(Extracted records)
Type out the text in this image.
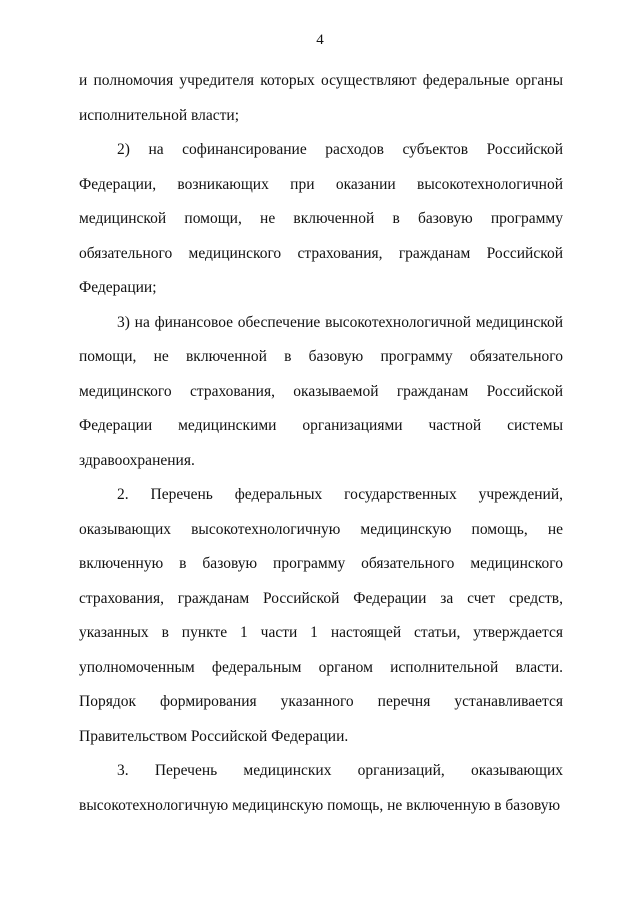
4

и полномочия учредителя которых осуществляют федеральные органы исполнительной власти;

2) на софинансирование расходов субъектов Российской Федерации, возникающих при оказании высокотехнологичной медицинской помощи, не включенной в базовую программу обязательного медицинского страхования, гражданам Российской Федерации;

3) на финансовое обеспечение высокотехнологичной медицинской помощи, не включенной в базовую программу обязательного медицинского страхования, оказываемой гражданам Российской Федерации медицинскими организациями частной системы здравоохранения.

2. Перечень федеральных государственных учреждений, оказывающих высокотехнологичную медицинскую помощь, не включенную в базовую программу обязательного медицинского страхования, гражданам Российской Федерации за счет средств, указанных в пункте 1 части 1 настоящей статьи, утверждается уполномоченным федеральным органом исполнительной власти. Порядок формирования указанного перечня устанавливается Правительством Российской Федерации.

3. Перечень медицинских организаций, оказывающих высокотехнологичную медицинскую помощь, не включенную в базовую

BRIEF ->
Transcribe the full listing above exactly as it stands, minus the pictures.

WRITTEN RESPONSE ->
Type out the text in this image.
4

и полномочия учредителя которых осуществляют федеральные органы исполнительной власти;

2) на софинансирование расходов субъектов Российской Федерации, возникающих при оказании высокотехнологичной медицинской помощи, не включенной в базовую программу обязательного медицинского страхования, гражданам Российской Федерации;

3) на финансовое обеспечение высокотехнологичной медицинской помощи, не включенной в базовую программу обязательного медицинского страхования, оказываемой гражданам Российской Федерации медицинскими организациями частной системы здравоохранения.

2. Перечень федеральных государственных учреждений, оказывающих высокотехнологичную медицинскую помощь, не включенную в базовую программу обязательного медицинского страхования, гражданам Российской Федерации за счет средств, указанных в пункте 1 части 1 настоящей статьи, утверждается уполномоченным федеральным органом исполнительной власти. Порядок формирования указанного перечня устанавливается Правительством Российской Федерации.

3. Перечень медицинских организаций, оказывающих высокотехнологичную медицинскую помощь, не включенную в базовую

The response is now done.